> **Task instructions**
Report how many lines include the word "Svobody", and nothing besides that number.

****

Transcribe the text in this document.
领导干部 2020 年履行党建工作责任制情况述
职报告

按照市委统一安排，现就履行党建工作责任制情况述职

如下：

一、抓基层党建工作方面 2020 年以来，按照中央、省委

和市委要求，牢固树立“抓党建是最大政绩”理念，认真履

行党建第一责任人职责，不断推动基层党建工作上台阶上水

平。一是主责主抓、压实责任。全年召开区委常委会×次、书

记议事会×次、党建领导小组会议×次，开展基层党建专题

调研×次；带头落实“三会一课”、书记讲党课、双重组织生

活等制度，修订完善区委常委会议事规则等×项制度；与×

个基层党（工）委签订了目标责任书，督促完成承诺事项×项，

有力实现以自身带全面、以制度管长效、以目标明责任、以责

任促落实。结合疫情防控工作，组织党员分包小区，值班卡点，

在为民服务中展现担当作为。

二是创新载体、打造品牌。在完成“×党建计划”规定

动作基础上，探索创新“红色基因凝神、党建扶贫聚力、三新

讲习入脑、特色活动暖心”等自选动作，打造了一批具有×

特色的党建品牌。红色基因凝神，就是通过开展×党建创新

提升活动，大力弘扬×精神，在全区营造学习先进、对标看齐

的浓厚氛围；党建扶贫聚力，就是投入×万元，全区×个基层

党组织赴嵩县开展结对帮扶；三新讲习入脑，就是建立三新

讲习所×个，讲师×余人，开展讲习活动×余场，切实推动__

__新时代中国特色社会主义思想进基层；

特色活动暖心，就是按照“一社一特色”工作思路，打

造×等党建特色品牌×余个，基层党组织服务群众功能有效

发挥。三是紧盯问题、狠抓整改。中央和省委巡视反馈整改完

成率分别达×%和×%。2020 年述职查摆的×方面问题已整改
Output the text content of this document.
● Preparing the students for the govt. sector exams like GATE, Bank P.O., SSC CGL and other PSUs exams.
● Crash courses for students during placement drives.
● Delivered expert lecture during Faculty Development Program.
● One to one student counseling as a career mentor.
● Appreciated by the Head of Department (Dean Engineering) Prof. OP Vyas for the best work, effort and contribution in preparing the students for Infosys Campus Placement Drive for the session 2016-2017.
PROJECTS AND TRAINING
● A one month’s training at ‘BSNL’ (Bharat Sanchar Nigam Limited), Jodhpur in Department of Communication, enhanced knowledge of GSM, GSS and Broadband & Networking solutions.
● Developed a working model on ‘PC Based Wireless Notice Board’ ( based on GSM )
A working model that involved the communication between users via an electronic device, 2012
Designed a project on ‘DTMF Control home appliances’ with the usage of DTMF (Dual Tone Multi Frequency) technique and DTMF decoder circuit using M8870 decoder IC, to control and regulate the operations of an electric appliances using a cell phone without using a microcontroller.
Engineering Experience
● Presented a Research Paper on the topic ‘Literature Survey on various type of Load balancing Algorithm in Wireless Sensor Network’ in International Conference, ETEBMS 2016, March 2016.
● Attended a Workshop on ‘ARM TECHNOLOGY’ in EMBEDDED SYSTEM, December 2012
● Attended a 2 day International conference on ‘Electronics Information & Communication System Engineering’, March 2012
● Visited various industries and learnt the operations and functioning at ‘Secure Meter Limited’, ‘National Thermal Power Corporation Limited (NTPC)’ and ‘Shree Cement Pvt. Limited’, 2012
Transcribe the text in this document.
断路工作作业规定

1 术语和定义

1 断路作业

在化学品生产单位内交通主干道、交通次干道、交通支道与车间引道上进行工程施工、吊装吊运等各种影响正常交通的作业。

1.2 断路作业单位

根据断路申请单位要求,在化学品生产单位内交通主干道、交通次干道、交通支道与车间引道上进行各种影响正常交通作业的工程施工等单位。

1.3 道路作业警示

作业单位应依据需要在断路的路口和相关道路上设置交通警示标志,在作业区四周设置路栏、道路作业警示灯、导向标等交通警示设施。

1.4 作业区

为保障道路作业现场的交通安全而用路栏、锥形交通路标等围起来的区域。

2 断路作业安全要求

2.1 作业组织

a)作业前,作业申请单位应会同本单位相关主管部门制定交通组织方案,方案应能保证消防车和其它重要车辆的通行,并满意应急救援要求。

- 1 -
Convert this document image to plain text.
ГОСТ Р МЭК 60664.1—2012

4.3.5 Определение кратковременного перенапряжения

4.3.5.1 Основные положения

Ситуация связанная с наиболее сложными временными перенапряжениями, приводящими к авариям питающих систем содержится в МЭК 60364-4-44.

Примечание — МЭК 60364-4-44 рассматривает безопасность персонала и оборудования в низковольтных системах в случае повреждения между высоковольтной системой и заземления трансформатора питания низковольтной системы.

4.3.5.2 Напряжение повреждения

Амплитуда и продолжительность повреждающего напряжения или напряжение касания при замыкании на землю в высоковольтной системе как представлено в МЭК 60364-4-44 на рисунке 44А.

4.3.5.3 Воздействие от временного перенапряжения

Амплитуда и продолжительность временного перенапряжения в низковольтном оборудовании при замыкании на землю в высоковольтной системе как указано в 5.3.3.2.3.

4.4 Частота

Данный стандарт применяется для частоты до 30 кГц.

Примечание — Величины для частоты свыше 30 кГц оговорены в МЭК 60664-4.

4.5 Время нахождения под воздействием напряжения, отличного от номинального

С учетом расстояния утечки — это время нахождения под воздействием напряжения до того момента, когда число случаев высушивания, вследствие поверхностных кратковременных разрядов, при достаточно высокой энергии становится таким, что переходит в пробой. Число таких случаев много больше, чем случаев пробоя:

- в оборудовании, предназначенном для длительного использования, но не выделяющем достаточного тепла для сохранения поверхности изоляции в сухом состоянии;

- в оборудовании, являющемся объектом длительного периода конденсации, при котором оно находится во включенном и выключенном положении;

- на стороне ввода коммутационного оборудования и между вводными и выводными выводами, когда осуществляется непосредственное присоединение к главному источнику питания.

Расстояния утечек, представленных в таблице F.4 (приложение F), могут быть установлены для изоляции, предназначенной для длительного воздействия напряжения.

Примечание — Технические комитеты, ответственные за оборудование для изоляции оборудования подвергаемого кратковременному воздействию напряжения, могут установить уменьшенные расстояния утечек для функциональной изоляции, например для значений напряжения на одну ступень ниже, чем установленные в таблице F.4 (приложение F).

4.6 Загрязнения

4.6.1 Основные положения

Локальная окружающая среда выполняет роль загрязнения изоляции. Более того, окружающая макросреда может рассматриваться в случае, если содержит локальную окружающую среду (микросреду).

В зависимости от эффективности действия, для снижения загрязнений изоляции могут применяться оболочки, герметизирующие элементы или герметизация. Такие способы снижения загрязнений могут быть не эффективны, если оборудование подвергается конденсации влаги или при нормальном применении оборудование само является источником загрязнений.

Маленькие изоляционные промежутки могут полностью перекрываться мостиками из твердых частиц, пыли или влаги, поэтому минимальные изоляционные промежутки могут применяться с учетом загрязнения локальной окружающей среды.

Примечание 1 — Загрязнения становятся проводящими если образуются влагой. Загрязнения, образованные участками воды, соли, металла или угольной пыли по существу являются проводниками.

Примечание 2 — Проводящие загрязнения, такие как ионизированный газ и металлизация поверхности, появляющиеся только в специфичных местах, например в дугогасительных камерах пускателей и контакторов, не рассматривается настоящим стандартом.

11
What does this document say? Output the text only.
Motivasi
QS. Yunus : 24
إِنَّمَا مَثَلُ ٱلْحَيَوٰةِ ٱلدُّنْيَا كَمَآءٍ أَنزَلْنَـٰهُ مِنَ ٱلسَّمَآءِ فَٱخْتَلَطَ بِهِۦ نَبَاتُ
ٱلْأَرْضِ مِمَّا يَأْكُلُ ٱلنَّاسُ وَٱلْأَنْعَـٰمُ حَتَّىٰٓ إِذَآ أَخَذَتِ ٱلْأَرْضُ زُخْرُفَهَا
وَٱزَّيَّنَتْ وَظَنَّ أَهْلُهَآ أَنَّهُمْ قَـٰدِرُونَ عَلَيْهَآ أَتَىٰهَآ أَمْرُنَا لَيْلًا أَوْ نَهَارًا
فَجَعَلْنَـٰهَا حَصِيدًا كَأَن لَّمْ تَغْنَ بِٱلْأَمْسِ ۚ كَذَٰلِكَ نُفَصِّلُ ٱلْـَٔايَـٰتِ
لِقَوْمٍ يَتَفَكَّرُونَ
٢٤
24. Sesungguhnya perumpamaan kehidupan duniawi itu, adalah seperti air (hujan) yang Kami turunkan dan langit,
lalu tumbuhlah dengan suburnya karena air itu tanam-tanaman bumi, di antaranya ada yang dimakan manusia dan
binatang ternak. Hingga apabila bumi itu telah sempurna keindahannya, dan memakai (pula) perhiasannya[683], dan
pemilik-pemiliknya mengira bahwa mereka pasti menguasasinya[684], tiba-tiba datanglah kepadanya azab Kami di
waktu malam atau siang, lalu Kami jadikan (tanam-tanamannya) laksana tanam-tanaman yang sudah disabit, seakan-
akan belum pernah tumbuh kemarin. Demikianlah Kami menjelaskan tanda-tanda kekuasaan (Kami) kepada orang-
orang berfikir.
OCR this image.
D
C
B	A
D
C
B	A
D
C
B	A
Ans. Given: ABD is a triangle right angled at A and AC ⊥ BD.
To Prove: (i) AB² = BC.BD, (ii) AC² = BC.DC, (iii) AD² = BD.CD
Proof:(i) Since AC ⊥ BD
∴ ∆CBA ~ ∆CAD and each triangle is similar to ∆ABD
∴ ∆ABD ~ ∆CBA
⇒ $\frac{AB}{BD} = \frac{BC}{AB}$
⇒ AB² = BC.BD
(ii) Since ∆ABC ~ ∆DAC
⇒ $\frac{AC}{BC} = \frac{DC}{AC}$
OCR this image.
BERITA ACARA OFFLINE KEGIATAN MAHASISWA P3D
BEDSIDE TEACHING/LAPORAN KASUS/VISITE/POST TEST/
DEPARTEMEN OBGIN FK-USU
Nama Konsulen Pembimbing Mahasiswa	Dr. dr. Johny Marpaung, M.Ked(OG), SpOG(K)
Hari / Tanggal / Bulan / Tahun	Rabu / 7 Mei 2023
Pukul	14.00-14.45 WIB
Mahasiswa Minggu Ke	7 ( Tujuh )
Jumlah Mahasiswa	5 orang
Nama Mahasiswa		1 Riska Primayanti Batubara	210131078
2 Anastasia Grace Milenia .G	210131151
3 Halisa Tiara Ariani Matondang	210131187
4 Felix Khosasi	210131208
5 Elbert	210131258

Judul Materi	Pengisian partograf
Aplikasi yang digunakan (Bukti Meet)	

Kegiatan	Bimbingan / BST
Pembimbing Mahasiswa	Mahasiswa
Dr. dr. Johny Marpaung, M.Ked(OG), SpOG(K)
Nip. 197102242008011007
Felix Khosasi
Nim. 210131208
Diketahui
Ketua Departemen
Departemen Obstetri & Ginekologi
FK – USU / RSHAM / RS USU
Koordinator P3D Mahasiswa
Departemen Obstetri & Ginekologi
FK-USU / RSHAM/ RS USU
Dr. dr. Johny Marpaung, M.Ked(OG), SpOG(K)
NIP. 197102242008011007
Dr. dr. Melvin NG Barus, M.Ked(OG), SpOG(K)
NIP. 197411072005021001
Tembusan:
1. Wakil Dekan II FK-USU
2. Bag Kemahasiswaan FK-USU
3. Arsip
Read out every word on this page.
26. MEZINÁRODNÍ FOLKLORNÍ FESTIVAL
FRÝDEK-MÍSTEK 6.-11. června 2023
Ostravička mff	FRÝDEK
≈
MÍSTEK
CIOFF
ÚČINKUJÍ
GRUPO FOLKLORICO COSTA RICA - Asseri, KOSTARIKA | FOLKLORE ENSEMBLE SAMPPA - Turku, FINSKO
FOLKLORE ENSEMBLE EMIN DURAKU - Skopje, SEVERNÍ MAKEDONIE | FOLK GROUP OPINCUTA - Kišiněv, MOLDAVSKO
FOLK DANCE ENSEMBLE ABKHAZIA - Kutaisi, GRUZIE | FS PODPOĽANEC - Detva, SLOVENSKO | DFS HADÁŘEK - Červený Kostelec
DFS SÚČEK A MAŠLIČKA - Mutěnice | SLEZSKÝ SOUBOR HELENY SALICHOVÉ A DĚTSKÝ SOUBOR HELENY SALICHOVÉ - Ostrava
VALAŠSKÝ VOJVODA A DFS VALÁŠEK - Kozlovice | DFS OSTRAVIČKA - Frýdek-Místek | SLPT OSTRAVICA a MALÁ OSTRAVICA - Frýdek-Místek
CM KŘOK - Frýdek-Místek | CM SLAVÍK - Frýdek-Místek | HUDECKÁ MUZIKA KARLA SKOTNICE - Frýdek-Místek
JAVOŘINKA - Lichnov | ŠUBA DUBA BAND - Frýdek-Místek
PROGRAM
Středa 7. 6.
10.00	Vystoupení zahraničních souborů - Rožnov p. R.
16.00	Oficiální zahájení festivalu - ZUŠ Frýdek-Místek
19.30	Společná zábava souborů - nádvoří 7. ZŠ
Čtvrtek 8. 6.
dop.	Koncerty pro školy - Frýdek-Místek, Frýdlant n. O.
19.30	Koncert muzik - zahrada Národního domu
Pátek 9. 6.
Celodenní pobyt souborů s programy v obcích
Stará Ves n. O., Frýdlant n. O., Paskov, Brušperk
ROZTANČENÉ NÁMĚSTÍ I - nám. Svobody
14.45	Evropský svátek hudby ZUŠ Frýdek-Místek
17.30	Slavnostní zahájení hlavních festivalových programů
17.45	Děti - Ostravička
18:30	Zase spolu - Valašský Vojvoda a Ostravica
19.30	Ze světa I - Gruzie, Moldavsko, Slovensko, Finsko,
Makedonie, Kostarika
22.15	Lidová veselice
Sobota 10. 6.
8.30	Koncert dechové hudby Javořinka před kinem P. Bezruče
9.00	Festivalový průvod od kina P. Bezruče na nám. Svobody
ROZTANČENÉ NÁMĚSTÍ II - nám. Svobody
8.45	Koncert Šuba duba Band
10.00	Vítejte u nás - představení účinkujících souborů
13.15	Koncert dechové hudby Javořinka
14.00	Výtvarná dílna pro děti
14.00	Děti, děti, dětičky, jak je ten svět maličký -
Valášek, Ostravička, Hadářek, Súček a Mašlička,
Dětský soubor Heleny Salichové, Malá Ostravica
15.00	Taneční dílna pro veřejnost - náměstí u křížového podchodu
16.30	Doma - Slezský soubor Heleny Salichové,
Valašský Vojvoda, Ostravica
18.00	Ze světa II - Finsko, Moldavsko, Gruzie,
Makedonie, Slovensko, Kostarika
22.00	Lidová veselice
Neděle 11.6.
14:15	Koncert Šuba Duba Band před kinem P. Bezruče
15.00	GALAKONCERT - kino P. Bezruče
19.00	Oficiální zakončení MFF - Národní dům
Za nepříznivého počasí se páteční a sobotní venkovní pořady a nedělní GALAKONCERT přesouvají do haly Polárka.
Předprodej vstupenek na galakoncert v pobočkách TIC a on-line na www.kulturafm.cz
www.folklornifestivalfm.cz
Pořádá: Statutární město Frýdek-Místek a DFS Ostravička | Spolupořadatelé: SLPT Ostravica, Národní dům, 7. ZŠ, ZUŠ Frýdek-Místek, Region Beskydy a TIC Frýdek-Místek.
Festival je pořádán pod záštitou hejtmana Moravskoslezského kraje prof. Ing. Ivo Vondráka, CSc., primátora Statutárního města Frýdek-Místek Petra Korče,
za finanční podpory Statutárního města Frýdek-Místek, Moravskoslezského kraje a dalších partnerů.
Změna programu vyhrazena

****

> **Response**
3